● Directions for this task: From the listing below, pull out all lines with "name" in them.

(Entries from a dataset)

▼

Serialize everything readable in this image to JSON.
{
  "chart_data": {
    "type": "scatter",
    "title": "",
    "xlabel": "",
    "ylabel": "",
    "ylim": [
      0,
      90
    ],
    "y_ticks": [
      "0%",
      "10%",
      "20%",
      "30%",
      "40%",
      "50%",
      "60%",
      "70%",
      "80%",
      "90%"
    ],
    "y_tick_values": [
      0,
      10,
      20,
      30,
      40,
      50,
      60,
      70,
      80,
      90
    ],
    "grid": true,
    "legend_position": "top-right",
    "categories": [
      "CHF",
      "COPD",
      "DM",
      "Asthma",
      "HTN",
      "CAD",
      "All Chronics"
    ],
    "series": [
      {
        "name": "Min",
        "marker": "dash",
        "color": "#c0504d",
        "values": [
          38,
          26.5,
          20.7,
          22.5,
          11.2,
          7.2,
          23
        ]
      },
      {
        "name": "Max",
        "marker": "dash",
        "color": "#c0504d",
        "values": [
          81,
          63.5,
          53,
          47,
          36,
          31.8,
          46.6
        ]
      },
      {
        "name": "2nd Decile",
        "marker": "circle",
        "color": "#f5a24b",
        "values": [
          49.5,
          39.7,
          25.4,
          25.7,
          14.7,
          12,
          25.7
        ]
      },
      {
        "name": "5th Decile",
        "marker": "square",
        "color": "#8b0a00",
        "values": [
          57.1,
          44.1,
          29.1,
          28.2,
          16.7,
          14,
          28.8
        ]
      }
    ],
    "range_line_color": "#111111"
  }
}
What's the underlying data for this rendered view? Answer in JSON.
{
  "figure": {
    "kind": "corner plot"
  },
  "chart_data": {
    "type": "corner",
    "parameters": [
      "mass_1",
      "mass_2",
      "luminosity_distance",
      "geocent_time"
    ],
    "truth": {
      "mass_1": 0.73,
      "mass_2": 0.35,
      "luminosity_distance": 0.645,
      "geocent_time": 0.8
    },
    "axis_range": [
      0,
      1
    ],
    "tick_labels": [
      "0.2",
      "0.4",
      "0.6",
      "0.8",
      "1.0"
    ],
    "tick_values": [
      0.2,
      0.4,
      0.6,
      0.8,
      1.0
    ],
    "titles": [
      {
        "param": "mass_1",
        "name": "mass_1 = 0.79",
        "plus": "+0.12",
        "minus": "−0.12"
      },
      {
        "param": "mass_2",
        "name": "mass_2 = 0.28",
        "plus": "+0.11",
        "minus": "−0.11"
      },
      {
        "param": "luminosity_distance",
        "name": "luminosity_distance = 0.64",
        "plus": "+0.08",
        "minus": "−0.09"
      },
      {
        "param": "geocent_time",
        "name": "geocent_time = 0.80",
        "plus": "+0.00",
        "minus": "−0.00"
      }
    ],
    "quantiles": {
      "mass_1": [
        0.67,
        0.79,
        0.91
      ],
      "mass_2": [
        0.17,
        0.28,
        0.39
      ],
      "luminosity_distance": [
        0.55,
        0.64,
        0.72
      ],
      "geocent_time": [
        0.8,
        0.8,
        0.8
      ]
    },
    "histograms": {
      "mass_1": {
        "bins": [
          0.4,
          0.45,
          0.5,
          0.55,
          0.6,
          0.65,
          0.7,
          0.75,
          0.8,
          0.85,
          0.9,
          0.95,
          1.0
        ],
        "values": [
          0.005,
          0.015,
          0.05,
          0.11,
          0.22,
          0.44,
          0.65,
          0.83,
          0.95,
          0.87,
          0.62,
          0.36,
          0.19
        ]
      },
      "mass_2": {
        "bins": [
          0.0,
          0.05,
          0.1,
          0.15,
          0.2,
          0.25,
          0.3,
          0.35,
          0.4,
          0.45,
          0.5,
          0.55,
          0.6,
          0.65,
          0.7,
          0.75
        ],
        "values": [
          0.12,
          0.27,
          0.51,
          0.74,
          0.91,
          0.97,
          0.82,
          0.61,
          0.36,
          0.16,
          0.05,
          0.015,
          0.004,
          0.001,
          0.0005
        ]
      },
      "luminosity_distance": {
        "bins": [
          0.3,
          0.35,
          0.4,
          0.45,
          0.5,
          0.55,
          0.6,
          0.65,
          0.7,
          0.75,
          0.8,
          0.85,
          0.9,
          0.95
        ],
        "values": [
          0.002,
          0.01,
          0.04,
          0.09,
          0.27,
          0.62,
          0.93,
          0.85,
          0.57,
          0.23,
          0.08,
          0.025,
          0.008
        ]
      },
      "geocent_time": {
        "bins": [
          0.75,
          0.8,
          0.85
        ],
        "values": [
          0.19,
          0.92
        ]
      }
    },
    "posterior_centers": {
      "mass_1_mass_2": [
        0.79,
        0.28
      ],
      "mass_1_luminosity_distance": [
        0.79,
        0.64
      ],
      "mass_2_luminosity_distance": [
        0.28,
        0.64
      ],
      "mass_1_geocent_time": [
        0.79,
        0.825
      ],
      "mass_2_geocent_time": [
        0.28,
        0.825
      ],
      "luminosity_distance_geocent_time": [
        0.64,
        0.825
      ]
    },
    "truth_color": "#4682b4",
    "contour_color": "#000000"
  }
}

▲

● The answer:
        "name": "Min",
        "name": "Max",
        "name": "2nd Decile",
        "name": "5th Decile",
        "name": "mass_1 = 0.79",
        "name": "mass_2 = 0.28",
        "name": "luminosity_distance = 0.64",
        "name": "geocent_time = 0.80",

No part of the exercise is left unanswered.